**EXERCISE DETAILS:**
Repeat the listing in full, word for word.
^^^^
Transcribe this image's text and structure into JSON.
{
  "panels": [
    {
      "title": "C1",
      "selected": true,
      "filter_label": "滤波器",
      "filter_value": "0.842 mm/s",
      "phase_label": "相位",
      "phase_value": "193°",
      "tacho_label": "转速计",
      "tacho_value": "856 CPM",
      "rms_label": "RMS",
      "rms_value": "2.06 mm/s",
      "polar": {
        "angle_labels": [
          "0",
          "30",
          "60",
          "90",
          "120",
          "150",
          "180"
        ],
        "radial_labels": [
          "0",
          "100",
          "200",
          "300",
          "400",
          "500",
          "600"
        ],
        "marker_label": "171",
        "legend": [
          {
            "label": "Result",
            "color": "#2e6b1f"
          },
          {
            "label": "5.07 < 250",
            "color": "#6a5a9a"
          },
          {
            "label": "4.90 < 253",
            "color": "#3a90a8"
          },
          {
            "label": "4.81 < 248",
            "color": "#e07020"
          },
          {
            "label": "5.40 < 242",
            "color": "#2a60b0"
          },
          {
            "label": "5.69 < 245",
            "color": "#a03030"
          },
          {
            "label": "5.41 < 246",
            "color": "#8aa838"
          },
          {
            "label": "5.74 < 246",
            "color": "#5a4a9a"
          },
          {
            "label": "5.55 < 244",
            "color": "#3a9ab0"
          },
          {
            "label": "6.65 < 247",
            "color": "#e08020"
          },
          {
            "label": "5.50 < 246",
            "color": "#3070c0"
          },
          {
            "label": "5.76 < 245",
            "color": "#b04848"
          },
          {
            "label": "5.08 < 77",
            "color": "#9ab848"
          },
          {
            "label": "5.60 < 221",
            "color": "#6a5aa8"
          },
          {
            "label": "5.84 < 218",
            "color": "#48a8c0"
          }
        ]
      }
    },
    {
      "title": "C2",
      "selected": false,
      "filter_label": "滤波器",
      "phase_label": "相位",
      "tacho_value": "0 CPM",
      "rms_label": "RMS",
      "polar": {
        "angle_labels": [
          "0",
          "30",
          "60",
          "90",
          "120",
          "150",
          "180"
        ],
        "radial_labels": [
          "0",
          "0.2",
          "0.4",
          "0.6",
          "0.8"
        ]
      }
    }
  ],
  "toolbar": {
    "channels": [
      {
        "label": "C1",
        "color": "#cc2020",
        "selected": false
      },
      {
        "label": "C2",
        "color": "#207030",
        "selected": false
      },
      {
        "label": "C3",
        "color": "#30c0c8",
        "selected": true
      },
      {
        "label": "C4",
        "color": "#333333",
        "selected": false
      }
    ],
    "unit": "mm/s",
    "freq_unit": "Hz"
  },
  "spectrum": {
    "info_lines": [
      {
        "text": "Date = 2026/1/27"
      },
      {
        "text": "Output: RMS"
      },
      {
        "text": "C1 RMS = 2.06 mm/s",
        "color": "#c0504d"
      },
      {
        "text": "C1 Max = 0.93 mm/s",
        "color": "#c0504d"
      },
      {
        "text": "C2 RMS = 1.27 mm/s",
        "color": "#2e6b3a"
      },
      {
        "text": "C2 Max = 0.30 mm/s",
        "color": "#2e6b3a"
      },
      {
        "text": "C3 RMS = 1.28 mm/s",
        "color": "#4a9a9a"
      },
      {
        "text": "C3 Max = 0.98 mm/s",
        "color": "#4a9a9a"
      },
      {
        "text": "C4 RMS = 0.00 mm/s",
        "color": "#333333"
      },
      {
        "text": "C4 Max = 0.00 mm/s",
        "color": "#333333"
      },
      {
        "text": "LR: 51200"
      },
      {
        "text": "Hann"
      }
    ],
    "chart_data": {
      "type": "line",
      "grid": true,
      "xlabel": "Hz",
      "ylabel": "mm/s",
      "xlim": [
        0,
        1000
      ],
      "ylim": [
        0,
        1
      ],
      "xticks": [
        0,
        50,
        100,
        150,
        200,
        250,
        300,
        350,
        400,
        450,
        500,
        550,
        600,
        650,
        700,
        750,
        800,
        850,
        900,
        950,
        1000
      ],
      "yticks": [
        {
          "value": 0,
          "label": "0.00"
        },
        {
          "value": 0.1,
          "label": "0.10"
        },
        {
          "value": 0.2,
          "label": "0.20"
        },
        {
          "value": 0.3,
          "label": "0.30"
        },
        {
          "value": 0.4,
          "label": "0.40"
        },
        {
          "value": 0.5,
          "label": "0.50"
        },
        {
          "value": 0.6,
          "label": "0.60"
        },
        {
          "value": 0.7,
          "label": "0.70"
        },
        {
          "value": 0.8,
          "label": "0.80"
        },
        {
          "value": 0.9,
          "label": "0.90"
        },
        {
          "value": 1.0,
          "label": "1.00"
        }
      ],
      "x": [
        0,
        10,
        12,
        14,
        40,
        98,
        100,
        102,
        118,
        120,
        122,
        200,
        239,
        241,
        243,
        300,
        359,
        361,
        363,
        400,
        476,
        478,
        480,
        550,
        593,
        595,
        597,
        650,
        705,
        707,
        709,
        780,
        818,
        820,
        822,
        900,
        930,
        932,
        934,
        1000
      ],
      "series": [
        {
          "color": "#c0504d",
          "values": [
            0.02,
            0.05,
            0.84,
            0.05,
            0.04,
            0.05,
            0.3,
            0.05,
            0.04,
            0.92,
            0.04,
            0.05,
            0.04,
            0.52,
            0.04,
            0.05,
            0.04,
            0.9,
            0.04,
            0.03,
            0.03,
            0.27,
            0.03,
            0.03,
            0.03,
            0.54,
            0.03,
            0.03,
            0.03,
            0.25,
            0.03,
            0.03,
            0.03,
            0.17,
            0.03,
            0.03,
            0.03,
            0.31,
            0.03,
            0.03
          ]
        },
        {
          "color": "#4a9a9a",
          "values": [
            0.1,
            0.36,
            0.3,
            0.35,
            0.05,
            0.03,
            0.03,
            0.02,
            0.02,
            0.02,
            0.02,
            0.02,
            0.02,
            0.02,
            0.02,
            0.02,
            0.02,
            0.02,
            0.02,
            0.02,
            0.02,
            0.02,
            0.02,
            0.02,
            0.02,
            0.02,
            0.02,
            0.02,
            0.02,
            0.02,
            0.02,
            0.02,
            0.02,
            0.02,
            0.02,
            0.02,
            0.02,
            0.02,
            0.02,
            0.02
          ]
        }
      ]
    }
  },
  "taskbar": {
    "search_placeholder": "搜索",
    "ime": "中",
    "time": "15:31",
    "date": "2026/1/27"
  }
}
^^^^
**TASK SOLUTION:**
Transcribe this image's text and structure into JSON.
{
  "panels": [
    {
      "title": "C1",
      "selected": true,
      "filter_label": "滤波器",
      "filter_value": "0.842 mm/s",
      "phase_label": "相位",
      "phase_value": "193°",
      "tacho_label": "转速计",
      "tacho_value": "856 CPM",
      "rms_label": "RMS",
      "rms_value": "2.06 mm/s",
      "polar": {
        "angle_labels": [
          "0",
          "30",
          "60",
          "90",
          "120",
          "150",
          "180"
        ],
        "radial_labels": [
          "0",
          "100",
          "200",
          "300",
          "400",
          "500",
          "600"
        ],
        "marker_label": "171",
        "legend": [
          {
            "label": "Result",
            "color": "#2e6b1f"
          },
          {
            "label": "5.07 < 250",
            "color": "#6a5a9a"
          },
          {
            "label": "4.90 < 253",
            "color": "#3a90a8"
          },
          {
            "label": "4.81 < 248",
            "color": "#e07020"
          },
          {
            "label": "5.40 < 242",
            "color": "#2a60b0"
          },
          {
            "label": "5.69 < 245",
            "color": "#a03030"
          },
          {
            "label": "5.41 < 246",
            "color": "#8aa838"
          },
          {
            "label": "5.74 < 246",
            "color": "#5a4a9a"
          },
          {
            "label": "5.55 < 244",
            "color": "#3a9ab0"
          },
          {
            "label": "6.65 < 247",
            "color": "#e08020"
          },
          {
            "label": "5.50 < 246",
            "color": "#3070c0"
          },
          {
            "label": "5.76 < 245",
            "color": "#b04848"
          },
          {
            "label": "5.08 < 77",
            "color": "#9ab848"
          },
          {
            "label": "5.60 < 221",
            "color": "#6a5aa8"
          },
          {
            "label": "5.84 < 218",
            "color": "#48a8c0"
          }
        ]
      }
    },
    {
      "title": "C2",
      "selected": false,
      "filter_label": "滤波器",
      "phase_label": "相位",
      "tacho_value": "0 CPM",
      "rms_label": "RMS",
      "polar": {
        "angle_labels": [
          "0",
          "30",
          "60",
          "90",
          "120",
          "150",
          "180"
        ],
        "radial_labels": [
          "0",
          "0.2",
          "0.4",
          "0.6",
          "0.8"
        ]
      }
    }
  ],
  "toolbar": {
    "channels": [
      {
        "label": "C1",
        "color": "#cc2020",
        "selected": false
      },
      {
        "label": "C2",
        "color": "#207030",
        "selected": false
      },
      {
        "label": "C3",
        "color": "#30c0c8",
        "selected": true
      },
      {
        "label": "C4",
        "color": "#333333",
        "selected": false
      }
    ],
    "unit": "mm/s",
    "freq_unit": "Hz"
  },
  "spectrum": {
    "info_lines": [
      {
        "text": "Date = 2026/1/27"
      },
      {
        "text": "Output: RMS"
      },
      {
        "text": "C1 RMS = 2.06 mm/s",
        "color": "#c0504d"
      },
      {
        "text": "C1 Max = 0.93 mm/s",
        "color": "#c0504d"
      },
      {
        "text": "C2 RMS = 1.27 mm/s",
        "color": "#2e6b3a"
      },
      {
        "text": "C2 Max = 0.30 mm/s",
        "color": "#2e6b3a"
      },
      {
        "text": "C3 RMS = 1.28 mm/s",
        "color": "#4a9a9a"
      },
      {
        "text": "C3 Max = 0.98 mm/s",
        "color": "#4a9a9a"
      },
      {
        "text": "C4 RMS = 0.00 mm/s",
        "color": "#333333"
      },
      {
        "text": "C4 Max = 0.00 mm/s",
        "color": "#333333"
      },
      {
        "text": "LR: 51200"
      },
      {
        "text": "Hann"
      }
    ],
    "chart_data": {
      "type": "line",
      "grid": true,
      "xlabel": "Hz",
      "ylabel": "mm/s",
      "xlim": [
        0,
        1000
      ],
      "ylim": [
        0,
        1
      ],
      "xticks": [
        0,
        50,
        100,
        150,
        200,
        250,
        300,
        350,
        400,
        450,
        500,
        550,
        600,
        650,
        700,
        750,
        800,
        850,
        900,
        950,
        1000
      ],
      "yticks": [
        {
          "value": 0,
          "label": "0.00"
        },
        {
          "value": 0.1,
          "label": "0.10"
        },
        {
          "value": 0.2,
          "label": "0.20"
        },
        {
          "value": 0.3,
          "label": "0.30"
        },
        {
          "value": 0.4,
          "label": "0.40"
        },
        {
          "value": 0.5,
          "label": "0.50"
        },
        {
          "value": 0.6,
          "label": "0.60"
        },
        {
          "value": 0.7,
          "label": "0.70"
        },
        {
          "value": 0.8,
          "label": "0.80"
        },
        {
          "value": 0.9,
          "label": "0.90"
        },
        {
          "value": 1.0,
          "label": "1.00"
        }
      ],
      "x": [
        0,
        10,
        12,
        14,
        40,
        98,
        100,
        102,
        118,
        120,
        122,
        200,
        239,
        241,
        243,
        300,
        359,
        361,
        363,
        400,
        476,
        478,
        480,
        550,
        593,
        595,
        597,
        650,
        705,
        707,
        709,
        780,
        818,
        820,
        822,
        900,
        930,
        932,
        934,
        1000
      ],
      "series": [
        {
          "color": "#c0504d",
          "values": [
            0.02,
            0.05,
            0.84,
            0.05,
            0.04,
            0.05,
            0.3,
            0.05,
            0.04,
            0.92,
            0.04,
            0.05,
            0.04,
            0.52,
            0.04,
            0.05,
            0.04,
            0.9,
            0.04,
            0.03,
            0.03,
            0.27,
            0.03,
            0.03,
            0.03,
            0.54,
            0.03,
            0.03,
            0.03,
            0.25,
            0.03,
            0.03,
            0.03,
            0.17,
            0.03,
            0.03,
            0.03,
            0.31,
            0.03,
            0.03
          ]
        },
        {
          "color": "#4a9a9a",
          "values": [
            0.1,
            0.36,
            0.3,
            0.35,
            0.05,
            0.03,
            0.03,
            0.02,
            0.02,
            0.02,
            0.02,
            0.02,
            0.02,
            0.02,
            0.02,
            0.02,
            0.02,
            0.02,
            0.02,
            0.02,
            0.02,
            0.02,
            0.02,
            0.02,
            0.02,
            0.02,
            0.02,
            0.02,
            0.02,
            0.02,
            0.02,
            0.02,
            0.02,
            0.02,
            0.02,
            0.02,
            0.02,
            0.02,
            0.02,
            0.02
          ]
        }
      ]
    }
  },
  "taskbar": {
    "search_placeholder": "搜索",
    "ime": "中",
    "time": "15:31",
    "date": "2026/1/27"
  }
}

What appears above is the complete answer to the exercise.